§ **工作任务 1**
根据学习文本,克雷格在哪个大会上展示了他的研究细节?
§ **工作任务 2**
打印学习文本中的一段,从“Craig Young, a”开始,一直到“just about anything.”为止,一字不改。

§ **学习文本**
--------
新华网8月6日电 据科技博客Gizmodo报道,如果你是安卓设备的用户,可能你已经用过谷歌一键认证的快捷键。只需轻点这个便捷的小按钮,无需输入密码,用户便可以登录到谷歌的各种服务网站。对用户来说,实在是方便极了!不过,对黑客也是一样。
Tripwire安全公司的研究员克雷格对这个系统的工作原理进行了细致的研究分析,在上周举行的DEF CON黑客大会上进行了一些骇人的细节展示。其基本系统称作“weblogin”,它通过创建一个特殊的令牌来识别使用谷歌服务的用户身份,但该记号很容易被盗,而一旦被盗,可用于一切服务。
克雷格创建了一款概念证明的应用程序,谎称是用于查看股票,但实际上,它可以盗取用户的谷歌财经(Google Finance)的登录令牌并在其他谷歌服务上测试,比如谷歌应用程序、Gmail邮箱、谷歌Drive、谷歌日历、谷歌语音等。而当克雷格要把这款应用程序放到谷歌的Play Store应用商店里时——明确在描述中说明了该程序有安全隐患——成功保持了好几个月。而谷歌的反恶意软件系统的扫描状态要么是相当糟糕的未扫描,要么是“更加糟糕”的已通过扫描!
在漏洞得到修复之前,最好不要图方便使用一键认证功能。也就是说,你应该在收到关于weblogin的任何请求时都选择“拒绝”。这很令人失望,但安全通常会带来不便,所以对于"一键完成"的功能以后都要小心。永远不要忘了,即使是谷歌的Play Store应用商店,也可能在背后觊觎你的密码。
该漏洞在二月份就已经报告给谷歌方面,但谷歌只进行了部分修复,例如通过Google Takeout可以获取全部的账户信息。但被盗取的令牌仍然可用于登录用户的Gmail邮箱,或者查看用户Google Drive里的内容。
(译者:高菲)
百度新闻与新华网国际频道合作稿件,转载请注明出处。
Android's One-Click Google Auth Is a Buffet for Hackers
If you've got an Android device, you've probably used Google's handy one-click authentication shortcut, that handy little button that lets you sign into various Google service sites without having to enter your password. It's super convenient! For you and for hackers.
Craig Young, a researcher at security firm Tripwire, did some digging into how the system really works, and turned up some scary details in a presentation at Def Con last week. The underlying system—called "weblogin"— works by creating a special token that identifies you to various Google services. But it can be stolen easily, and when it is, it'll work for just about anything.
Young created a proof-of-concept app that pretended to be for viewing stocks, while in actuality it would steal a user's Google Finance login token and test it against other Google services like Google Apps, Gmail, Drive, Calendar, Voice. And when Young put the app on the Play Store—clearly labeled in the description as dangerous—it persisted for months, either unscanned (bad) or scanned and OKed (worse!) by Google's anti-malware system: Bouncer.
--------
§ **分析数据**
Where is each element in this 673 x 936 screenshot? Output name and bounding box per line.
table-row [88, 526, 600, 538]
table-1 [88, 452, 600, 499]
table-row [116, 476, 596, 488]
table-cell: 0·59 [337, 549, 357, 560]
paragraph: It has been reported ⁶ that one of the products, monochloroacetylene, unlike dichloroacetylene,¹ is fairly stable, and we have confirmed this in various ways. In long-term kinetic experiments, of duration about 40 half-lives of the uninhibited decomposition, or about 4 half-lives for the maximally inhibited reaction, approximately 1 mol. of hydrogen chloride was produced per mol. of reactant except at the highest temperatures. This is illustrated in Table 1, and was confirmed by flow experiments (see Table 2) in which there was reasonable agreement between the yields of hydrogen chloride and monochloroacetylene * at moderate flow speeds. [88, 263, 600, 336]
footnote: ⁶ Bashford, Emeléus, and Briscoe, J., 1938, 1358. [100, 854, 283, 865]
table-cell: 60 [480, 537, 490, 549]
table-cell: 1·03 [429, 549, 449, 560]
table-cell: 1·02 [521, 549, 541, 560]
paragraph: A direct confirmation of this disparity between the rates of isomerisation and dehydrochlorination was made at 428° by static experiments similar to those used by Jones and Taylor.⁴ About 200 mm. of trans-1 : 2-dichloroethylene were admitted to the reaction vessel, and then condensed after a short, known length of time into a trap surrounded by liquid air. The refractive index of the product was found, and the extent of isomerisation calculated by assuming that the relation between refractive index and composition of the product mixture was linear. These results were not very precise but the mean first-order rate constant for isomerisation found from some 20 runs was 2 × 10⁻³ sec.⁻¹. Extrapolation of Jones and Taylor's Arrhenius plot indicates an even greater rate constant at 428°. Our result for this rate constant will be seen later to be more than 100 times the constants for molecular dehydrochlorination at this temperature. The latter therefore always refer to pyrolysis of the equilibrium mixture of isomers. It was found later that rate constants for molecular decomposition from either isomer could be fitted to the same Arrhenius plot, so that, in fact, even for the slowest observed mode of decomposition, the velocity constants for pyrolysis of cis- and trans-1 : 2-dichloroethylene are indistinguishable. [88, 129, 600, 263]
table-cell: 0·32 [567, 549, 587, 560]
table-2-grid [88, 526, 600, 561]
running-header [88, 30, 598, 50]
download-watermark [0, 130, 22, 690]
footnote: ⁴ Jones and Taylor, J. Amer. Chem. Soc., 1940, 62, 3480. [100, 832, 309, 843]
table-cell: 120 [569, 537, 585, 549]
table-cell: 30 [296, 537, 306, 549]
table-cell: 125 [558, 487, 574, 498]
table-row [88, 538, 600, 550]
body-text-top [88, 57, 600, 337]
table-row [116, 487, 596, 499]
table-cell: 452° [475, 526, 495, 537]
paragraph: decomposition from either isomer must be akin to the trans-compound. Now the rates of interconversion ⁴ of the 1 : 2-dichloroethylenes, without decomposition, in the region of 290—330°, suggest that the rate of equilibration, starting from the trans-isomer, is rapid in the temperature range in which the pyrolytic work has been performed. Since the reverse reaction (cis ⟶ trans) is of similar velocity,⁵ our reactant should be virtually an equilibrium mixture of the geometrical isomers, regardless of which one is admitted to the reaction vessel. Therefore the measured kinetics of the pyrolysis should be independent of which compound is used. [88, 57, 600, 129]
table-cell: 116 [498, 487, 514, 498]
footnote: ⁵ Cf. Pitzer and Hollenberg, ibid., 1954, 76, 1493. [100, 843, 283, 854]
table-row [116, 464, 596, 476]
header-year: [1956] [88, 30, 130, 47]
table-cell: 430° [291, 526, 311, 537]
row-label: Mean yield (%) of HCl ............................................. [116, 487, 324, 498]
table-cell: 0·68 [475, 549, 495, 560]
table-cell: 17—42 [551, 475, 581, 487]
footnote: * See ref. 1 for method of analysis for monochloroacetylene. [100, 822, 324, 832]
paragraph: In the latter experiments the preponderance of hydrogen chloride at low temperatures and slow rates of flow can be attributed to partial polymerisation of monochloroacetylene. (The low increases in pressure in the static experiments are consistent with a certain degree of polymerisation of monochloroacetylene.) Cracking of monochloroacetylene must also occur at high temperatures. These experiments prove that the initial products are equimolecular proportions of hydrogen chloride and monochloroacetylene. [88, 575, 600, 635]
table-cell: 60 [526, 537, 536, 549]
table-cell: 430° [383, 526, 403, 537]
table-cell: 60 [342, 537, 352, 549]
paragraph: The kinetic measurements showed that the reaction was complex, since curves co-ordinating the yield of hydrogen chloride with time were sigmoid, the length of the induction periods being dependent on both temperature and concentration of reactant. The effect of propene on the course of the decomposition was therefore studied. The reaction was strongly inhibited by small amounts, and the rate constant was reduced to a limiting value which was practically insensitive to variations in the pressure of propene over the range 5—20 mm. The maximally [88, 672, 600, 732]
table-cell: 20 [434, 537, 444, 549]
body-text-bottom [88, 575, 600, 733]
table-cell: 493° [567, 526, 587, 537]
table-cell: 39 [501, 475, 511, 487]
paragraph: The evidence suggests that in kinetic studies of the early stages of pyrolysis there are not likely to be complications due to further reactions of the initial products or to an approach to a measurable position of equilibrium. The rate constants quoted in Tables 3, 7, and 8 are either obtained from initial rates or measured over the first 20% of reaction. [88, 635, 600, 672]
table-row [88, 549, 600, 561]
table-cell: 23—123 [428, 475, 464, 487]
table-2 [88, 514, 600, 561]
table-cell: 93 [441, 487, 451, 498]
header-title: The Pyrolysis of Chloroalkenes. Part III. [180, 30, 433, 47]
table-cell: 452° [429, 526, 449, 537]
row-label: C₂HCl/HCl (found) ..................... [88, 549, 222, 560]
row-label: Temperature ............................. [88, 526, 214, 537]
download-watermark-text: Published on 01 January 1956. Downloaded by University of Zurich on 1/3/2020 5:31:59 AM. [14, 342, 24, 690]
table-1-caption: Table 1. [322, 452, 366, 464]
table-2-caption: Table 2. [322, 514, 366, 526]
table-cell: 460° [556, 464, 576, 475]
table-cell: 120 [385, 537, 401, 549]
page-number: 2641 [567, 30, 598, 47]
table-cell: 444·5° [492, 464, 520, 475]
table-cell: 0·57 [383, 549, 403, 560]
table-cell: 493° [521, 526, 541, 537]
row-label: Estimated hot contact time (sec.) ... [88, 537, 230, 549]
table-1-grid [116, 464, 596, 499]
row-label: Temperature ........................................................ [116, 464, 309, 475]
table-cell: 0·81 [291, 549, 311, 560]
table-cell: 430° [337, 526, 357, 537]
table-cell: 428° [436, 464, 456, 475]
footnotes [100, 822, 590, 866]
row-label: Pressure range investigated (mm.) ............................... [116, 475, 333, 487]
--------
§ **任务解答 1**
DEF CON黑客大会。

§ **任务解答 2**
Craig Young, a researcher at security firm Tripwire, did some digging into how the system really works, and turned up some scary details in a presentation at Def Con last week. The underlying system—called "weblogin"— works by creating a special token that identifies you to various Google services. But it can be stolen easily, and when it is, it'll work for just about anything.